- Задание -
Представьте все приведенные строки в виде массива JSON, где каждой строке соответствует отдельное строковое значение. Пустые строки опустите.

- Исходные данные -
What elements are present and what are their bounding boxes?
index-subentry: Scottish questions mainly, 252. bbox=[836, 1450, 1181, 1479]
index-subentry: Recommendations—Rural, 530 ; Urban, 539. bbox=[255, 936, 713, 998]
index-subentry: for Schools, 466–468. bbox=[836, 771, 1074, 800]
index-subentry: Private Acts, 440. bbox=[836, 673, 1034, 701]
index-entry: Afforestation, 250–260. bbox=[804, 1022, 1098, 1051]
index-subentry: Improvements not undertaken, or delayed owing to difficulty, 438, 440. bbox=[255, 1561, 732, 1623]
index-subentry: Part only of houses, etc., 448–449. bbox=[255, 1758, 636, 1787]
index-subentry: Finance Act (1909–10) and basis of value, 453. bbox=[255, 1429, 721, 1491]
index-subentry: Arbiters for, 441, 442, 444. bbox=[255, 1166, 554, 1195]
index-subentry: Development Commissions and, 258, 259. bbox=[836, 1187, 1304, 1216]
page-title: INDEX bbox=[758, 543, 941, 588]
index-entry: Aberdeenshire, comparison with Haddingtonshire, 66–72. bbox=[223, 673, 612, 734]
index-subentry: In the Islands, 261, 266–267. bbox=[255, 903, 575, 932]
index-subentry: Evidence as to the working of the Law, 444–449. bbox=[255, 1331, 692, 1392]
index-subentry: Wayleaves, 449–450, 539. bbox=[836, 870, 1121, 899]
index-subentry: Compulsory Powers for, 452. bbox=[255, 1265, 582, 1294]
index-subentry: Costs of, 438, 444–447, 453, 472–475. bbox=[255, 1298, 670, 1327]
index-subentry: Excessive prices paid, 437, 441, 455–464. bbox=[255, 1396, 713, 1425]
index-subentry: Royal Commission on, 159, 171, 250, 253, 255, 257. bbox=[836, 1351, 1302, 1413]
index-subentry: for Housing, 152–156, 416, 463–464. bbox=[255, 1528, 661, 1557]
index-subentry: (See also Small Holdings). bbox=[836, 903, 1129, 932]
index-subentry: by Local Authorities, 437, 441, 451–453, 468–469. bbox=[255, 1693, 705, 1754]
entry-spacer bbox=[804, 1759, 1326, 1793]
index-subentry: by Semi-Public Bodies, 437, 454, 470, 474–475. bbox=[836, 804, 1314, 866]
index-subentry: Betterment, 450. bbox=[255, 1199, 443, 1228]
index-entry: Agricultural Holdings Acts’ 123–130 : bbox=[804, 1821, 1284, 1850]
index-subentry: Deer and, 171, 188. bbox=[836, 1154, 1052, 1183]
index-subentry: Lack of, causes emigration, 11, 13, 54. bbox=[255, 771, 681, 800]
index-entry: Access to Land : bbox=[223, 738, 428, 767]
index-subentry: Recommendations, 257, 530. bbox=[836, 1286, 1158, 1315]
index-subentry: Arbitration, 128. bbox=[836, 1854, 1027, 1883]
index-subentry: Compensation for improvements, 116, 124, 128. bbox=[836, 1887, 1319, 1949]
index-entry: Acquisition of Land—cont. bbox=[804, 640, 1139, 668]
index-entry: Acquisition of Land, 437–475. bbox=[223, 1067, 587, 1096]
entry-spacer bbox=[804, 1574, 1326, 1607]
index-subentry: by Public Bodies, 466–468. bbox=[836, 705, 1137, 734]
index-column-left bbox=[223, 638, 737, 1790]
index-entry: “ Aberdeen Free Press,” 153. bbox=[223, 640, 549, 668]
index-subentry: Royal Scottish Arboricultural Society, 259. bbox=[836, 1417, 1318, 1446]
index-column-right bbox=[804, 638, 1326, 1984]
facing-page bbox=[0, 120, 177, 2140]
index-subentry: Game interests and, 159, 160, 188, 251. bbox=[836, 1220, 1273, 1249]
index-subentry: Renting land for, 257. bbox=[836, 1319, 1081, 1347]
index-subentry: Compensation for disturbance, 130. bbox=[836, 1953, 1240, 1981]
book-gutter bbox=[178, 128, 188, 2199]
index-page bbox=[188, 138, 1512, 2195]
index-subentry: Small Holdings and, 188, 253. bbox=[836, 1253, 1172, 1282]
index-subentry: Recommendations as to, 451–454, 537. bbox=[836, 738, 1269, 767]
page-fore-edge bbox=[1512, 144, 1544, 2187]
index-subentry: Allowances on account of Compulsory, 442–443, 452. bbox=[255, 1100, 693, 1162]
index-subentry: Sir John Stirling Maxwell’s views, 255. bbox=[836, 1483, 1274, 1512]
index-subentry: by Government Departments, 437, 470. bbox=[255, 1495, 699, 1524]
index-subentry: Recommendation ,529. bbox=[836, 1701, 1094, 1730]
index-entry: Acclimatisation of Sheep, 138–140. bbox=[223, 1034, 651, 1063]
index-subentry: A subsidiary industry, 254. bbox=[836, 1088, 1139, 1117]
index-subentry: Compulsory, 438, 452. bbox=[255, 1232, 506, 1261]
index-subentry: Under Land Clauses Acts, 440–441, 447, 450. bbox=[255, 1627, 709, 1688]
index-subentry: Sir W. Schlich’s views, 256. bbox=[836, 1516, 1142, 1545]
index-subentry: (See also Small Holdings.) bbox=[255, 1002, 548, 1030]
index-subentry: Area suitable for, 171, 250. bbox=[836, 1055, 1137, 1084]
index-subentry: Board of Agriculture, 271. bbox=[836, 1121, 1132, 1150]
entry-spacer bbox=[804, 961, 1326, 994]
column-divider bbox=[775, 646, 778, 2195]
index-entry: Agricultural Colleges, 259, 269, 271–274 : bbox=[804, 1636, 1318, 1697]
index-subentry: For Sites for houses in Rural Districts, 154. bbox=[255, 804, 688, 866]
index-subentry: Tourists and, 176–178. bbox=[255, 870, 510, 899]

- Результат -
[
  "What elements are present and what are their bounding boxes?",
  "index-subentry: Scottish questions mainly, 252. bbox=[836, 1450, 1181, 1479]",
  "index-subentry: Recommendations—Rural, 530 ; Urban, 539. bbox=[255, 936, 713, 998]",
  "index-subentry: for Schools, 466–468. bbox=[836, 771, 1074, 800]",
  "index-subentry: Private Acts, 440. bbox=[836, 673, 1034, 701]",
  "index-entry: Afforestation, 250–260. bbox=[804, 1022, 1098, 1051]",
  "index-subentry: Improvements not undertaken, or delayed owing to difficulty, 438, 440. bbox=[255, 1561, 732, 1623]",
  "index-subentry: Part only of houses, etc., 448–449. bbox=[255, 1758, 636, 1787]",
  "index-subentry: Finance Act (1909–10) and basis of value, 453. bbox=[255, 1429, 721, 1491]",
  "index-subentry: Arbiters for, 441, 442, 444. bbox=[255, 1166, 554, 1195]",
  "index-subentry: Development Commissions and, 258, 259. bbox=[836, 1187, 1304, 1216]",
  "page-title: INDEX bbox=[758, 543, 941, 588]",
  "index-entry: Aberdeenshire, comparison with Haddingtonshire, 66–72. bbox=[223, 673, 612, 734]",
  "index-subentry: In the Islands, 261, 266–267. bbox=[255, 903, 575, 932]",
  "index-subentry: Evidence as to the working of the Law, 444–449. bbox=[255, 1331, 692, 1392]",
  "index-subentry: Wayleaves, 449–450, 539. bbox=[836, 870, 1121, 899]",
  "index-subentry: Compulsory Powers for, 452. bbox=[255, 1265, 582, 1294]",
  "index-subentry: Costs of, 438, 444–447, 453, 472–475. bbox=[255, 1298, 670, 1327]",
  "index-subentry: Excessive prices paid, 437, 441, 455–464. bbox=[255, 1396, 713, 1425]",
  "index-subentry: Royal Commission on, 159, 171, 250, 253, 255, 257. bbox=[836, 1351, 1302, 1413]",
  "index-subentry: for Housing, 152–156, 416, 463–464. bbox=[255, 1528, 661, 1557]",
  "index-subentry: (See also Small Holdings). bbox=[836, 903, 1129, 932]",
  "index-subentry: by Local Authorities, 437, 441, 451–453, 468–469. bbox=[255, 1693, 705, 1754]",
  "entry-spacer bbox=[804, 1759, 1326, 1793]",
  "index-subentry: by Semi-Public Bodies, 437, 454, 470, 474–475. bbox=[836, 804, 1314, 866]",
  "index-subentry: Betterment, 450. bbox=[255, 1199, 443, 1228]",
  "index-entry: Agricultural Holdings Acts’ 123–130 : bbox=[804, 1821, 1284, 1850]",
  "index-subentry: Deer and, 171, 188. bbox=[836, 1154, 1052, 1183]",
  "index-subentry: Lack of, causes emigration, 11, 13, 54. bbox=[255, 771, 681, 800]",
  "index-entry: Access to Land : bbox=[223, 738, 428, 767]",
  "index-subentry: Recommendations, 257, 530. bbox=[836, 1286, 1158, 1315]",
  "index-subentry: Arbitration, 128. bbox=[836, 1854, 1027, 1883]",
  "index-subentry: Compensation for improvements, 116, 124, 128. bbox=[836, 1887, 1319, 1949]",
  "index-entry: Acquisition of Land—cont. bbox=[804, 640, 1139, 668]",
  "index-entry: Acquisition of Land, 437–475. bbox=[223, 1067, 587, 1096]",
  "entry-spacer bbox=[804, 1574, 1326, 1607]",
  "index-subentry: by Public Bodies, 466–468. bbox=[836, 705, 1137, 734]",
  "index-column-left bbox=[223, 638, 737, 1790]",
  "index-entry: “ Aberdeen Free Press,” 153. bbox=[223, 640, 549, 668]",
  "index-subentry: Royal Scottish Arboricultural Society, 259. bbox=[836, 1417, 1318, 1446]",
  "index-column-right bbox=[804, 638, 1326, 1984]",
  "facing-page bbox=[0, 120, 177, 2140]",
  "index-subentry: Game interests and, 159, 160, 188, 251. bbox=[836, 1220, 1273, 1249]",
  "index-subentry: Renting land for, 257. bbox=[836, 1319, 1081, 1347]",
  "index-subentry: Compensation for disturbance, 130. bbox=[836, 1953, 1240, 1981]",
  "book-gutter bbox=[178, 128, 188, 2199]",
  "index-page bbox=[188, 138, 1512, 2195]",
  "index-subentry: Small Holdings and, 188, 253. bbox=[836, 1253, 1172, 1282]",
  "index-subentry: Recommendations as to, 451–454, 537. bbox=[836, 738, 1269, 767]",
  "page-fore-edge bbox=[1512, 144, 1544, 2187]",
  "index-subentry: Allowances on account of Compulsory, 442–443, 452. bbox=[255, 1100, 693, 1162]",
  "index-subentry: Sir John Stirling Maxwell’s views, 255. bbox=[836, 1483, 1274, 1512]",
  "index-subentry: by Government Departments, 437, 470. bbox=[255, 1495, 699, 1524]",
  "index-subentry: Recommendation ,529. bbox=[836, 1701, 1094, 1730]",
  "index-entry: Acclimatisation of Sheep, 138–140. bbox=[223, 1034, 651, 1063]",
  "index-subentry: A subsidiary industry, 254. bbox=[836, 1088, 1139, 1117]",
  "index-subentry: Compulsory, 438, 452. bbox=[255, 1232, 506, 1261]",
  "index-subentry: Under Land Clauses Acts, 440–441, 447, 450. bbox=[255, 1627, 709, 1688]",
  "index-subentry: Sir W. Schlich’s views, 256. bbox=[836, 1516, 1142, 1545]",
  "index-subentry: (See also Small Holdings.) bbox=[255, 1002, 548, 1030]",
  "index-subentry: Area suitable for, 171, 250. bbox=[836, 1055, 1137, 1084]",
  "index-subentry: Board of Agriculture, 271. bbox=[836, 1121, 1132, 1150]",
  "entry-spacer bbox=[804, 961, 1326, 994]",
  "column-divider bbox=[775, 646, 778, 2195]",
  "index-entry: Agricultural Colleges, 259, 269, 271–274 : bbox=[804, 1636, 1318, 1697]",
  "index-subentry: For Sites for houses in Rural Districts, 154. bbox=[255, 804, 688, 866]",
  "index-subentry: Tourists and, 176–178. bbox=[255, 870, 510, 899]"
]